↓
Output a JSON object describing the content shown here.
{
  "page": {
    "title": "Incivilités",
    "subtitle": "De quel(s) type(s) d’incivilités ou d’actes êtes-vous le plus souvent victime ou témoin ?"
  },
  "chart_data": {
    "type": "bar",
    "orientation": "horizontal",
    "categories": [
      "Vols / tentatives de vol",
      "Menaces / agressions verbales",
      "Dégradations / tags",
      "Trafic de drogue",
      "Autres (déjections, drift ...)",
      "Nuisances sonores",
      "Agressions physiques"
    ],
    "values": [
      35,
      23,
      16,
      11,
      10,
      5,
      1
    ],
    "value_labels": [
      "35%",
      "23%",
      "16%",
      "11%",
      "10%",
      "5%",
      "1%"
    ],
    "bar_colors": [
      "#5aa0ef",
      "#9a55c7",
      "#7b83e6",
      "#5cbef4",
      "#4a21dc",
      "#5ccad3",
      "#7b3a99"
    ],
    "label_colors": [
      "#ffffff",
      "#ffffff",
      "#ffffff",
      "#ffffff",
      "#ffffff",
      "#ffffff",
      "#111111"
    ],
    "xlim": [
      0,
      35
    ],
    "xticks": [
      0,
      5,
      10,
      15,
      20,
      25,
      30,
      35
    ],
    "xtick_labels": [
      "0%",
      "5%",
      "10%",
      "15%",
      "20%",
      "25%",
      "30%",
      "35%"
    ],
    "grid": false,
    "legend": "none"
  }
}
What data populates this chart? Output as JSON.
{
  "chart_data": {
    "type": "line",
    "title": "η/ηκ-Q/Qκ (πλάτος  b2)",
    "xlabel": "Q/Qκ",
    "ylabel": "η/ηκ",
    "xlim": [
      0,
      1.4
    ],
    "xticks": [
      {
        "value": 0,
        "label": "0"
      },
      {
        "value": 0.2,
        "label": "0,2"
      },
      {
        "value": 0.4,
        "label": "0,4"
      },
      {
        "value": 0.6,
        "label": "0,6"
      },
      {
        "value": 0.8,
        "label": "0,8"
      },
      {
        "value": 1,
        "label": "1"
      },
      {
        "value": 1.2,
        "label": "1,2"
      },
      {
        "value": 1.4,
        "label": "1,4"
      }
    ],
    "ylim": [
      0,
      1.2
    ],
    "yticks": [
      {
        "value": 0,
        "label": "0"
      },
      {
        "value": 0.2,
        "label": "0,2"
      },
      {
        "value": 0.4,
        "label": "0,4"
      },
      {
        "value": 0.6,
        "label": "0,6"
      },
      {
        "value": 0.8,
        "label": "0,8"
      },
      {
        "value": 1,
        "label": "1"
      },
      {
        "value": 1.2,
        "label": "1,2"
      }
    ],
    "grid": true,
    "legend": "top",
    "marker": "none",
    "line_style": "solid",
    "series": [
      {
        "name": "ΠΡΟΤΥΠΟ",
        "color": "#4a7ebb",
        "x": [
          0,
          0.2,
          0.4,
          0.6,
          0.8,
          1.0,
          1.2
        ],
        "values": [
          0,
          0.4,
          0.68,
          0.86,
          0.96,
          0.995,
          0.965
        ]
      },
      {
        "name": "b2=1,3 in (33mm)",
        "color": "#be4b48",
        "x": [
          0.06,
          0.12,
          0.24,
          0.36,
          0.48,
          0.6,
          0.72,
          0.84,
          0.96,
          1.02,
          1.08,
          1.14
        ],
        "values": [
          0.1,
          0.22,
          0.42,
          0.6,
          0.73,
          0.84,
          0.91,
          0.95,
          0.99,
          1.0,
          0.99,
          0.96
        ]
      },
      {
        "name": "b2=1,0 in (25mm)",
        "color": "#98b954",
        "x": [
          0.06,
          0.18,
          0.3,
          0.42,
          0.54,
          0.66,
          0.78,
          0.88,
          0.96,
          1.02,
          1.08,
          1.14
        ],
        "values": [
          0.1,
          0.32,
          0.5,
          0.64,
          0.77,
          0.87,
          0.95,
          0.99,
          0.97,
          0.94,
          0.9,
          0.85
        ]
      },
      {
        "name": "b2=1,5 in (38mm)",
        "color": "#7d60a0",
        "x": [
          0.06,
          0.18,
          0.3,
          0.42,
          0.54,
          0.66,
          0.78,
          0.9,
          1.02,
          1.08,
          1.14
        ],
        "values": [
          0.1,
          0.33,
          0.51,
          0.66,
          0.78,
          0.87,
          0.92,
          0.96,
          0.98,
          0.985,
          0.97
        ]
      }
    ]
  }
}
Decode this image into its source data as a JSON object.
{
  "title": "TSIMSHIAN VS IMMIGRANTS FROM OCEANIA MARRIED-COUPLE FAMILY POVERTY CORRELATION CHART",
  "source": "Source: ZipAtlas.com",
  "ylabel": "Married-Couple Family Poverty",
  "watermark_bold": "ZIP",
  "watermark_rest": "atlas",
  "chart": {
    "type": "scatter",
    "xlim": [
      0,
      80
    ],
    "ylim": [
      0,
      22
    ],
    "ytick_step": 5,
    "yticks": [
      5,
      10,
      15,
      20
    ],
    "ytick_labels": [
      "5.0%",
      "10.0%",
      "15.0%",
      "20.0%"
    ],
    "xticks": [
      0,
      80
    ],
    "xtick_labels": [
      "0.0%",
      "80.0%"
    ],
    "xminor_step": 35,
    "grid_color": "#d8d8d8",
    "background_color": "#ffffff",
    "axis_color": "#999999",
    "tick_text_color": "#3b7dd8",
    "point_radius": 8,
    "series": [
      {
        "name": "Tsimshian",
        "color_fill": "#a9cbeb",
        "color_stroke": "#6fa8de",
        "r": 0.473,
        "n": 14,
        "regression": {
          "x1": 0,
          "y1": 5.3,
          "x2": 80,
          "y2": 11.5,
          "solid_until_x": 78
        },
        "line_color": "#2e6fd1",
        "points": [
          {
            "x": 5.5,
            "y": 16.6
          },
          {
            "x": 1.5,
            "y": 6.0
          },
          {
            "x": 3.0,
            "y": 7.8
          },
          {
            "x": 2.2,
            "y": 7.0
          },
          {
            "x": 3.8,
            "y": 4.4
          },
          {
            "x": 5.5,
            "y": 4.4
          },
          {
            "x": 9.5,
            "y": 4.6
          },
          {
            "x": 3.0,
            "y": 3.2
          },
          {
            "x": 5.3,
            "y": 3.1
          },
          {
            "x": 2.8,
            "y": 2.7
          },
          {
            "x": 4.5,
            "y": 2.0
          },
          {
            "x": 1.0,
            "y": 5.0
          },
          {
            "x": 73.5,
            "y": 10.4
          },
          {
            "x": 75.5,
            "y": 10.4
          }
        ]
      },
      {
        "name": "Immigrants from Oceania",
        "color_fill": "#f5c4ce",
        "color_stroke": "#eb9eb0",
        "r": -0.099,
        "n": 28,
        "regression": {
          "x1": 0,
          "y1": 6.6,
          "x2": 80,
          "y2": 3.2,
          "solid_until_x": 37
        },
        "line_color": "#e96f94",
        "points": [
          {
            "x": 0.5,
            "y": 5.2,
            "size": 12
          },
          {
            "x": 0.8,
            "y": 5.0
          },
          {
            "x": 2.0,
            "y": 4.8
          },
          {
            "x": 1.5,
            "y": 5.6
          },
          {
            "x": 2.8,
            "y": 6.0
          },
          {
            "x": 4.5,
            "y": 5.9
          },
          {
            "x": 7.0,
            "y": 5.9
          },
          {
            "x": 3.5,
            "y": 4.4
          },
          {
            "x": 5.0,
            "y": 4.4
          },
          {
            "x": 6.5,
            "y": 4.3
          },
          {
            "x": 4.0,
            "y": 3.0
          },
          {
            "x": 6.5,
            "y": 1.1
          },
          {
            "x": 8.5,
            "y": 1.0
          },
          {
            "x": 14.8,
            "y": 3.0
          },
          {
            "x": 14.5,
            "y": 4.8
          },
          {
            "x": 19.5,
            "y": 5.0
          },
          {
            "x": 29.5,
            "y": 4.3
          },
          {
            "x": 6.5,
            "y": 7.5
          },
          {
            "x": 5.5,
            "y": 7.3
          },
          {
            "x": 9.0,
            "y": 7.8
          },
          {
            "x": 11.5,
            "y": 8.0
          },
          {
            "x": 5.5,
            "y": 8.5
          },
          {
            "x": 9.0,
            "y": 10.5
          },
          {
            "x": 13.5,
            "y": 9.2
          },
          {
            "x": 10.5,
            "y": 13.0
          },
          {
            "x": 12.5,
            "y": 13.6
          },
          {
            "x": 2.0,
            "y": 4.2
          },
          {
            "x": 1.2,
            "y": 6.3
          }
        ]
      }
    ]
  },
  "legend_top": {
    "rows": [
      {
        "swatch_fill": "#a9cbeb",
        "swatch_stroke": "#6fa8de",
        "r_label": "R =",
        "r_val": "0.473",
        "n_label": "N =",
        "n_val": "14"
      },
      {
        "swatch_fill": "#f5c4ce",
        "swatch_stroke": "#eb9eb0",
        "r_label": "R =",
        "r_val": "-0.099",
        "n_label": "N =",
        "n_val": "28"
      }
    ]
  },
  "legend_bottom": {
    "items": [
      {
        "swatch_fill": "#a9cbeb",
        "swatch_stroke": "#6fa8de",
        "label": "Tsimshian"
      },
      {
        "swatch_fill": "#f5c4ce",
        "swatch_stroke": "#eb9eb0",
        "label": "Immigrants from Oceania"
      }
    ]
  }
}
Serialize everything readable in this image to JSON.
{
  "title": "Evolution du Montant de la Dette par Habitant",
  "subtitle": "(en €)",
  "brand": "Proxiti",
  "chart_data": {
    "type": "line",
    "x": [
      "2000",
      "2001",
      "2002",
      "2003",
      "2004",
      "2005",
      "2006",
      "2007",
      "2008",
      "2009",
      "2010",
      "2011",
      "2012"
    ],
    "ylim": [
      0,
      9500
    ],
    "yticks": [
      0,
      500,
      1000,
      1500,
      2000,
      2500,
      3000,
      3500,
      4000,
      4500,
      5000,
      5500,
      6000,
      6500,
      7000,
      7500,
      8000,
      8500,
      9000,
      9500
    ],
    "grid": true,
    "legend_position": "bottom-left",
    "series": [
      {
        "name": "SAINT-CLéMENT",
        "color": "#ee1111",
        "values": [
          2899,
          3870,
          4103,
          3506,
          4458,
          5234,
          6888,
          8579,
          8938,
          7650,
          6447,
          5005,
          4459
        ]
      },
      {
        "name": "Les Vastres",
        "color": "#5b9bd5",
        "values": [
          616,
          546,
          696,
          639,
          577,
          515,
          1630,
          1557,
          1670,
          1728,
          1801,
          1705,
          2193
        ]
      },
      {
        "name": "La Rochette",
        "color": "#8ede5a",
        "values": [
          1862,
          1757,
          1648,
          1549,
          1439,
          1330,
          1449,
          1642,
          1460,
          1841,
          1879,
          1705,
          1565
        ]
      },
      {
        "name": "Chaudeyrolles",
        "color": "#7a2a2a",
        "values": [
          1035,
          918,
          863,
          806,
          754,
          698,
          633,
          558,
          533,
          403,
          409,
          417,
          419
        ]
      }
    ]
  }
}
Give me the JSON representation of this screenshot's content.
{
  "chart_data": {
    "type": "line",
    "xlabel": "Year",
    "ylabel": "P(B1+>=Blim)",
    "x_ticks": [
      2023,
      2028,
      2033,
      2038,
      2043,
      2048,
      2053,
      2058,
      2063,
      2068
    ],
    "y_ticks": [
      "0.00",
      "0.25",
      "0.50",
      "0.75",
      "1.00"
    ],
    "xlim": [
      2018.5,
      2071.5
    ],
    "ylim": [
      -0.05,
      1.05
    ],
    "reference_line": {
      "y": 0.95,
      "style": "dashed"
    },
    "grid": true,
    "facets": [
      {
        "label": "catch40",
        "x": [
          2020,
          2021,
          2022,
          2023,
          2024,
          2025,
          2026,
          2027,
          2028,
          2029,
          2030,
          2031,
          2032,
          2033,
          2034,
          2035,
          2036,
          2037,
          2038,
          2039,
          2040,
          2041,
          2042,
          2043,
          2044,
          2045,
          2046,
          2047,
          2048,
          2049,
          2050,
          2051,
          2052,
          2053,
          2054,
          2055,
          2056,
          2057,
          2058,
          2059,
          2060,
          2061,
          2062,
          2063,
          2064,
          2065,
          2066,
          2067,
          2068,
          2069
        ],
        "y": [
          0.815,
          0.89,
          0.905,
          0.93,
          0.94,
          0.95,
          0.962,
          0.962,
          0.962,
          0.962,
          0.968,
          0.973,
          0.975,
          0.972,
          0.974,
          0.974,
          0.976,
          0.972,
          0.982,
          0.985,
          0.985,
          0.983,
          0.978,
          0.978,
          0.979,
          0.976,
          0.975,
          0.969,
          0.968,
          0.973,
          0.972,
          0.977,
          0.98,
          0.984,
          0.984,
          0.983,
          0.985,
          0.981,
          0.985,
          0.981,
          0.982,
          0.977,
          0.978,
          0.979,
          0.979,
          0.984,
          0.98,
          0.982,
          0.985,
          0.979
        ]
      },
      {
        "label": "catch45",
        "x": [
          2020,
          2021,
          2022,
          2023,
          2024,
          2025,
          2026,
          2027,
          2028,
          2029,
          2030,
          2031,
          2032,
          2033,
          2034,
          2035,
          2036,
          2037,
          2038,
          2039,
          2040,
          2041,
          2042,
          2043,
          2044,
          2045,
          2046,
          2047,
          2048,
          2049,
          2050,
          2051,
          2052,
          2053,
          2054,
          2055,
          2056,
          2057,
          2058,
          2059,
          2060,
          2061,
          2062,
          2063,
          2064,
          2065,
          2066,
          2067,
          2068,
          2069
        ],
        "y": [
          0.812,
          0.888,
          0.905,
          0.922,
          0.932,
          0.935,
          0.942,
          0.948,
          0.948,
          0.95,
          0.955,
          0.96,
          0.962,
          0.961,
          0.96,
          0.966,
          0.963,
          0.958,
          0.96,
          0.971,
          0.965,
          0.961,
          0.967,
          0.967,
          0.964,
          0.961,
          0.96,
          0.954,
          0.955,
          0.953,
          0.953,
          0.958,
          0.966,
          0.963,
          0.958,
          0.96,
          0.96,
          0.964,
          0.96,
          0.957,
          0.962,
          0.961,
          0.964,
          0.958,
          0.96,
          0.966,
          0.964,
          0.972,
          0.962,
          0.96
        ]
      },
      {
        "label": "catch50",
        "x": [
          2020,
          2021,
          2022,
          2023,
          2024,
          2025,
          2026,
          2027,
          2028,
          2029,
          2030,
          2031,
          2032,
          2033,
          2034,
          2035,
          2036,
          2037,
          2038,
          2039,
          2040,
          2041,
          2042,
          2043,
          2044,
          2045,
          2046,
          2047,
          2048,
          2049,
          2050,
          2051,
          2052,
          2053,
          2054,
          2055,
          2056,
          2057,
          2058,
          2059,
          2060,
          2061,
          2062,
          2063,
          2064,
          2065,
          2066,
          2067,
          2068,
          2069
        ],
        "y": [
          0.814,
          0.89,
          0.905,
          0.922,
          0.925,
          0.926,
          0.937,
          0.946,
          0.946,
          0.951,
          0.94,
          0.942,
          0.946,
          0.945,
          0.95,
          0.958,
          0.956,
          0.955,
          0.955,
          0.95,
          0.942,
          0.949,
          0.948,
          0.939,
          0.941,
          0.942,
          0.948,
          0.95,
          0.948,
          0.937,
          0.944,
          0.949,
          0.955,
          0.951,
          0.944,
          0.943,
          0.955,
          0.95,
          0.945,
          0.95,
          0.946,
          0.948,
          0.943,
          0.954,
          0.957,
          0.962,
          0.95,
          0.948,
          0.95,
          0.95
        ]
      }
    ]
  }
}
↑
- _Task details_
Only the number is wanted: how many lines in the data include the string "subtitle"?

- _Solution_
2